Set task
Pull every line containing the word "xlabel" from the records.
::::::::
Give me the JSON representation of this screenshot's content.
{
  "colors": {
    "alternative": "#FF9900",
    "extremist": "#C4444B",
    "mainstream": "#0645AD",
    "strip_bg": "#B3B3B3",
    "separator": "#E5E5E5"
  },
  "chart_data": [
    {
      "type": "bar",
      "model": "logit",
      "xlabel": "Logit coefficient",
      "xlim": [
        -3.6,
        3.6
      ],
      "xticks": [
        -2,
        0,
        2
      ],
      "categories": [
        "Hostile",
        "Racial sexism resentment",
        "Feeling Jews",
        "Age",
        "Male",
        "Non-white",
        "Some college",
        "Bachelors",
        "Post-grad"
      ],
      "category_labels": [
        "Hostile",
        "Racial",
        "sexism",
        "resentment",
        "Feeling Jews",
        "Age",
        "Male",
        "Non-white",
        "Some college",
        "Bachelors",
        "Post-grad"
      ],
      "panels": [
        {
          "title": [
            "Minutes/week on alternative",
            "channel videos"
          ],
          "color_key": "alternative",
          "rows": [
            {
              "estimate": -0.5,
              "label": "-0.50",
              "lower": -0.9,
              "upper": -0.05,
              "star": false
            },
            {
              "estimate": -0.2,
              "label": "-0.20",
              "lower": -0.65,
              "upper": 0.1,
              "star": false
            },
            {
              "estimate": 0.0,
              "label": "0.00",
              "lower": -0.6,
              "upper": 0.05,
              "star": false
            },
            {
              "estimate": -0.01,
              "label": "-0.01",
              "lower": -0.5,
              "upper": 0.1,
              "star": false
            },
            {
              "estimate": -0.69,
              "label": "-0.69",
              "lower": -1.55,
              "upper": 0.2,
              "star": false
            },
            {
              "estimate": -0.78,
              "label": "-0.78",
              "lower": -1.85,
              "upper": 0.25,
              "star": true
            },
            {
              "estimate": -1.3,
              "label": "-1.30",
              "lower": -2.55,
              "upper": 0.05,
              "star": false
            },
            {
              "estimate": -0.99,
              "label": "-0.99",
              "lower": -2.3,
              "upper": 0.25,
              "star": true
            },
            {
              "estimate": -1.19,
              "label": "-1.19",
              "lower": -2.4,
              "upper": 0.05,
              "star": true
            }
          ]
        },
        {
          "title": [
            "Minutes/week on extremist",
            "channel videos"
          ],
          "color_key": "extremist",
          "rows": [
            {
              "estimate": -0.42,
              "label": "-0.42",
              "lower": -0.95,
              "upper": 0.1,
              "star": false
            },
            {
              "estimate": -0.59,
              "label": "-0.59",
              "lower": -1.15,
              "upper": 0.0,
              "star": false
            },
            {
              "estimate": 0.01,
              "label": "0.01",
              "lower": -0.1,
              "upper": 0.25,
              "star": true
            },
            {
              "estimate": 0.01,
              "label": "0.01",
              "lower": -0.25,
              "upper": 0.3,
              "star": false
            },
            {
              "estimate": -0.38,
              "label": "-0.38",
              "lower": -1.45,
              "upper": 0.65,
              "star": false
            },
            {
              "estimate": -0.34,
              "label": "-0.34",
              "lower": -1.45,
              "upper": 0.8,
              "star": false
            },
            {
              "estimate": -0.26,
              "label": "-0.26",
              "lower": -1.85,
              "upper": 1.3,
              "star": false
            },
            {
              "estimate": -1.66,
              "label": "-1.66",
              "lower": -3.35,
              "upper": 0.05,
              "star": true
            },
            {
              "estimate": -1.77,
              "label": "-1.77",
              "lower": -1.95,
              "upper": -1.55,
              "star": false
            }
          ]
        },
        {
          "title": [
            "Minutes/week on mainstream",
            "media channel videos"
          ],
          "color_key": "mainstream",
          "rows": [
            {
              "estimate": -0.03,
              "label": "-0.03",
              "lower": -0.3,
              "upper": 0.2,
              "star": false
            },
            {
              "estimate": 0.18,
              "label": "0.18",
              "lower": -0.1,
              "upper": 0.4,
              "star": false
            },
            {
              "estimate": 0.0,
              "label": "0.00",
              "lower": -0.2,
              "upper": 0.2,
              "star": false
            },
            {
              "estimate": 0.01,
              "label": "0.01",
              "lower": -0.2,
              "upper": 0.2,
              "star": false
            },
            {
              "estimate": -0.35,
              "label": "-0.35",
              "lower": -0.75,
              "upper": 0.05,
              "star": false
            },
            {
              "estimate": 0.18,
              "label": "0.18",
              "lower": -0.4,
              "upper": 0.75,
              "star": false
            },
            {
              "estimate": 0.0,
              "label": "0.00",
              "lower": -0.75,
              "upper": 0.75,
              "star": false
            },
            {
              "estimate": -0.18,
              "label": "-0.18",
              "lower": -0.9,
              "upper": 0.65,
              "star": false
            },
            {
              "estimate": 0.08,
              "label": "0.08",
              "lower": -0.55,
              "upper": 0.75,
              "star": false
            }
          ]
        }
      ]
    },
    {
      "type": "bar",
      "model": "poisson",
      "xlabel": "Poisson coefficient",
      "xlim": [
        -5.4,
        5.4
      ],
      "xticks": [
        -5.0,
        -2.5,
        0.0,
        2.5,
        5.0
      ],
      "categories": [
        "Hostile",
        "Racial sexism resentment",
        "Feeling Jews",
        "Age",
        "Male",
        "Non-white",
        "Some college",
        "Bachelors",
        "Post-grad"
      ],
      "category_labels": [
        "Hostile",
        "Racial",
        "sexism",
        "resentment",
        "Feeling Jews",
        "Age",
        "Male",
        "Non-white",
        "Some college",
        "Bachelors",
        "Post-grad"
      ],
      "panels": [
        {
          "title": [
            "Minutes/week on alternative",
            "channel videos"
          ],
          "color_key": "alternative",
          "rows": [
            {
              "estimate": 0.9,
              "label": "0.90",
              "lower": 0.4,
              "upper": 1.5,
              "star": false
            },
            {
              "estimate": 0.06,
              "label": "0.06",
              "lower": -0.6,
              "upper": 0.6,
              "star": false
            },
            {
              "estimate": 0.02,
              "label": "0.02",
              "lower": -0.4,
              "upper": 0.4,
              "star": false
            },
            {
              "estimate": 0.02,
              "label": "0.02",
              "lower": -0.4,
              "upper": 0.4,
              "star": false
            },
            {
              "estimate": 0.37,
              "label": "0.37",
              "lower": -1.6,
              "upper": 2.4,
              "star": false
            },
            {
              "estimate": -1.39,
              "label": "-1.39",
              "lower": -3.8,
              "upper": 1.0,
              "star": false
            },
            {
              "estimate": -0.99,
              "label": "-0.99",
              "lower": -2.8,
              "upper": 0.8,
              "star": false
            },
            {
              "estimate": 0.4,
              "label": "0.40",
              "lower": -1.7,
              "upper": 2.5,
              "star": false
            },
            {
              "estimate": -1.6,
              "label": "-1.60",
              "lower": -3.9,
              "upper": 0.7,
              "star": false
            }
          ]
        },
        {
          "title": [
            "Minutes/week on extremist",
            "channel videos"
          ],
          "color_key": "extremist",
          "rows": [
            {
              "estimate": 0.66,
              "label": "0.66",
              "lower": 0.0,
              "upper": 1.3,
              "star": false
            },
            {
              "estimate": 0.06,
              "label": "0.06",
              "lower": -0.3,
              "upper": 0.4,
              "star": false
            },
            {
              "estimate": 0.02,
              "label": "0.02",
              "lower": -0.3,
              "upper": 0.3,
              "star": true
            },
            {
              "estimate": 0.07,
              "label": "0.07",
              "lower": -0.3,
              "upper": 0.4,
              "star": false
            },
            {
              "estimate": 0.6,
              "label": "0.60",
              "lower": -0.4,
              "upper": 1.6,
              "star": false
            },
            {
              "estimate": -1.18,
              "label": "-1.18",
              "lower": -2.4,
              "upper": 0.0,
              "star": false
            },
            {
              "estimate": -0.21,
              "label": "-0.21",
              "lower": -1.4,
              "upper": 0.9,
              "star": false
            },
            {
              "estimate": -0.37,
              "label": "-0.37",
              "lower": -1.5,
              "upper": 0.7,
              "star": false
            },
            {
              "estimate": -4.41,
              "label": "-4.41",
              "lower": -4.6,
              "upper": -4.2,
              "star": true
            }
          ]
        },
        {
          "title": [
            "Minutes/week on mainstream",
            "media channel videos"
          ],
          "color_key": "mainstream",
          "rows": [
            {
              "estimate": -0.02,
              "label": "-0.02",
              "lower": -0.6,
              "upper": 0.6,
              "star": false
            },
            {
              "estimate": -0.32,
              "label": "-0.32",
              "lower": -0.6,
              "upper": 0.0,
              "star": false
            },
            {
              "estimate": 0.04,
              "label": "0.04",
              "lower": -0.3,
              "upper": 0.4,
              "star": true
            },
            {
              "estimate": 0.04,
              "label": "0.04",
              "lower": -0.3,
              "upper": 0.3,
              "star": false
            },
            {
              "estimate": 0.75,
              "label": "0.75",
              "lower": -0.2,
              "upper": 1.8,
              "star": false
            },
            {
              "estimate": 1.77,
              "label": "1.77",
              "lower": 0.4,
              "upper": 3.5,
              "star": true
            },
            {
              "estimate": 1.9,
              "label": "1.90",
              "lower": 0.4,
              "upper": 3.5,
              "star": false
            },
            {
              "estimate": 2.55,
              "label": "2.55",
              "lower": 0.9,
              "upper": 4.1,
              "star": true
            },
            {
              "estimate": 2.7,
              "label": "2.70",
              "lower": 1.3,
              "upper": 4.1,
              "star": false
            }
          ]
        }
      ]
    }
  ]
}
::::::::
Task result
      "xlabel": "Logit coefficient",
      "xlabel": "Poisson coefficient",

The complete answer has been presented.